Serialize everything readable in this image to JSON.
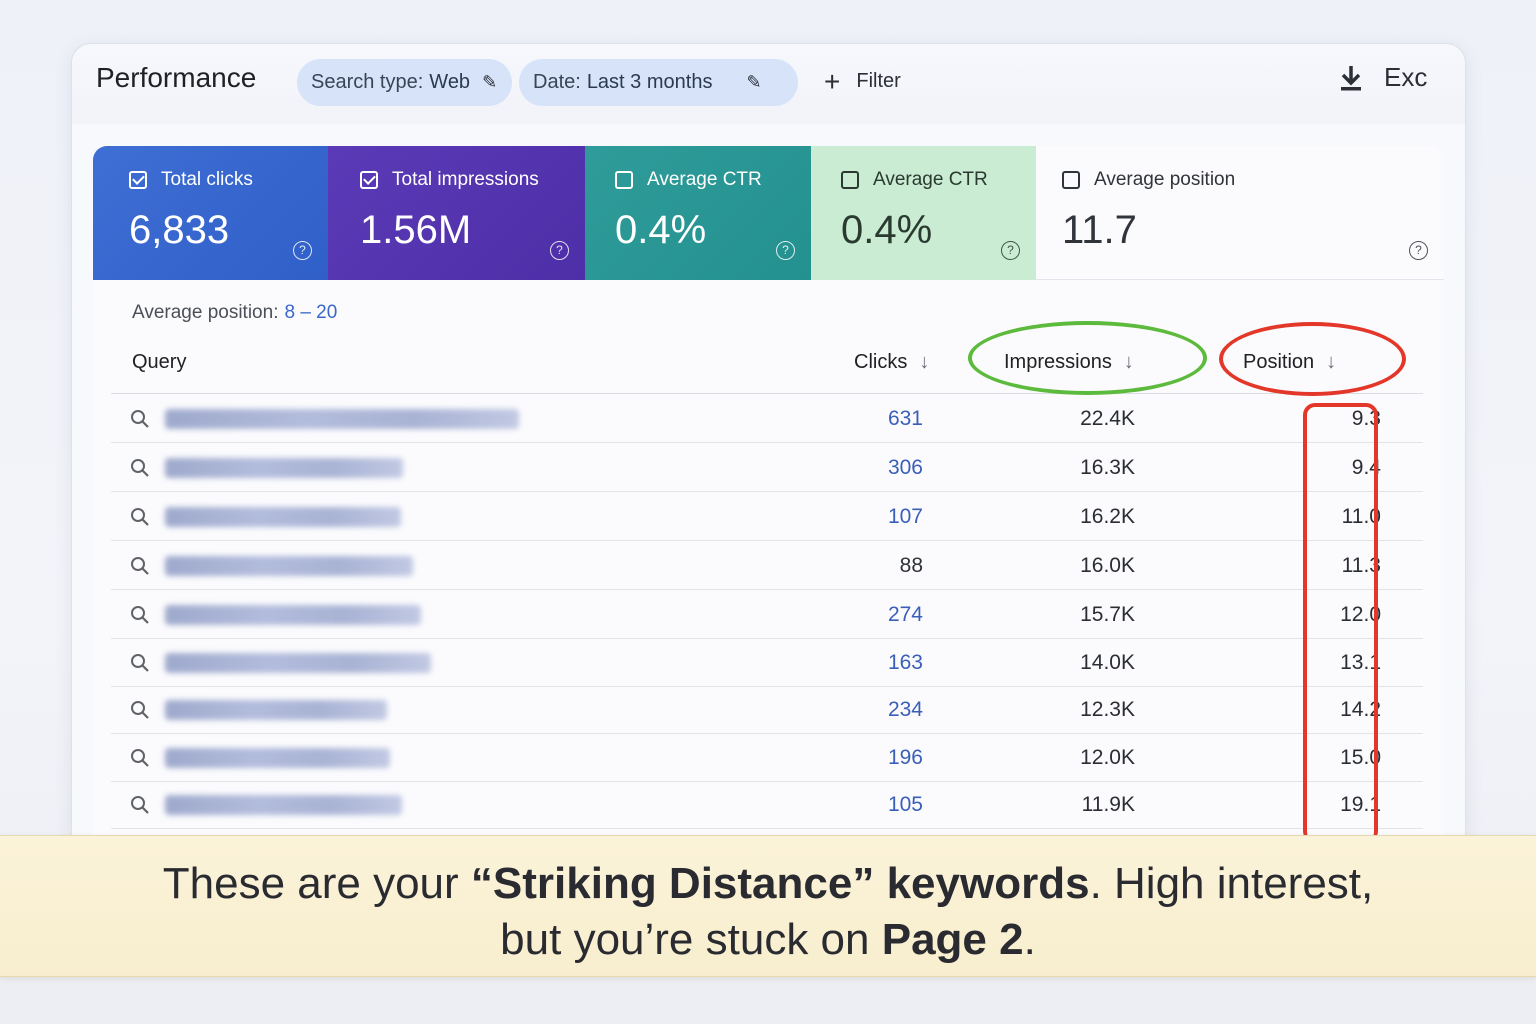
{
  "header": {
    "title": "Performance",
    "search_type_label": "Search type:",
    "search_type_value": "Web",
    "date_label": "Date:",
    "date_value": "Last 3 months",
    "filter_label": "Filter",
    "export_label": "Exc"
  },
  "cards": [
    {
      "label": "Total clicks",
      "value": "6,833",
      "checked": true
    },
    {
      "label": "Total impressions",
      "value": "1.56M",
      "checked": true
    },
    {
      "label": "Average CTR",
      "value": "0.4%",
      "checked": false
    },
    {
      "label": "Average CTR",
      "value": "0.4%",
      "checked": false
    },
    {
      "label": "Average position",
      "value": "11.7",
      "checked": false
    }
  ],
  "filter_summary": {
    "label": "Average position:",
    "value": "8 – 20"
  },
  "table": {
    "columns": {
      "query": "Query",
      "clicks": "Clicks",
      "impressions": "Impressions",
      "position": "Position"
    },
    "rows": [
      {
        "clicks": "631",
        "impressions": "22.4K",
        "position": "9.3"
      },
      {
        "clicks": "306",
        "impressions": "16.3K",
        "position": "9.4"
      },
      {
        "clicks": "107",
        "impressions": "16.2K",
        "position": "11.0"
      },
      {
        "clicks": "88",
        "impressions": "16.0K",
        "position": "11.3"
      },
      {
        "clicks": "274",
        "impressions": "15.7K",
        "position": "12.0"
      },
      {
        "clicks": "163",
        "impressions": "14.0K",
        "position": "13.1"
      },
      {
        "clicks": "234",
        "impressions": "12.3K",
        "position": "14.2"
      },
      {
        "clicks": "196",
        "impressions": "12.0K",
        "position": "15.0"
      },
      {
        "clicks": "105",
        "impressions": "11.9K",
        "position": "19.1"
      }
    ]
  },
  "banner": {
    "part1": "These are your ",
    "bold1": "“Striking Distance” keywords",
    "part2": ". High interest,",
    "part3": "but you’re stuck on ",
    "bold2": "Page 2",
    "part4": "."
  },
  "colors": {
    "clicks_card": "#3f6fd4",
    "impressions_card": "#5a3ab6",
    "ctr_card": "#2f9c9a",
    "ctr_card_light": "#c9ecd3",
    "highlight_green": "#5cba3c",
    "highlight_red": "#e3372a",
    "link_blue": "#3a5fb8"
  }
}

**Objective**
Each record should be quoted exactly, with the images omitted.

**Output for this exercise**
Serialize everything readable in this image to JSON.
{
  "header": {
    "title": "Performance",
    "search_type_label": "Search type:",
    "search_type_value": "Web",
    "date_label": "Date:",
    "date_value": "Last 3 months",
    "filter_label": "Filter",
    "export_label": "Exc"
  },
  "cards": [
    {
      "label": "Total clicks",
      "value": "6,833",
      "checked": true
    },
    {
      "label": "Total impressions",
      "value": "1.56M",
      "checked": true
    },
    {
      "label": "Average CTR",
      "value": "0.4%",
      "checked": false
    },
    {
      "label": "Average CTR",
      "value": "0.4%",
      "checked": false
    },
    {
      "label": "Average position",
      "value": "11.7",
      "checked": false
    }
  ],
  "filter_summary": {
    "label": "Average position:",
    "value": "8 – 20"
  },
  "table": {
    "columns": {
      "query": "Query",
      "clicks": "Clicks",
      "impressions": "Impressions",
      "position": "Position"
    },
    "rows": [
      {
        "clicks": "631",
        "impressions": "22.4K",
        "position": "9.3"
      },
      {
        "clicks": "306",
        "impressions": "16.3K",
        "position": "9.4"
      },
      {
        "clicks": "107",
        "impressions": "16.2K",
        "position": "11.0"
      },
      {
        "clicks": "88",
        "impressions": "16.0K",
        "position": "11.3"
      },
      {
        "clicks": "274",
        "impressions": "15.7K",
        "position": "12.0"
      },
      {
        "clicks": "163",
        "impressions": "14.0K",
        "position": "13.1"
      },
      {
        "clicks": "234",
        "impressions": "12.3K",
        "position": "14.2"
      },
      {
        "clicks": "196",
        "impressions": "12.0K",
        "position": "15.0"
      },
      {
        "clicks": "105",
        "impressions": "11.9K",
        "position": "19.1"
      }
    ]
  },
  "banner": {
    "part1": "These are your ",
    "bold1": "“Striking Distance” keywords",
    "part2": ". High interest,",
    "part3": "but you’re stuck on ",
    "bold2": "Page 2",
    "part4": "."
  },
  "colors": {
    "clicks_card": "#3f6fd4",
    "impressions_card": "#5a3ab6",
    "ctr_card": "#2f9c9a",
    "ctr_card_light": "#c9ecd3",
    "highlight_green": "#5cba3c",
    "highlight_red": "#e3372a",
    "link_blue": "#3a5fb8"
  }
}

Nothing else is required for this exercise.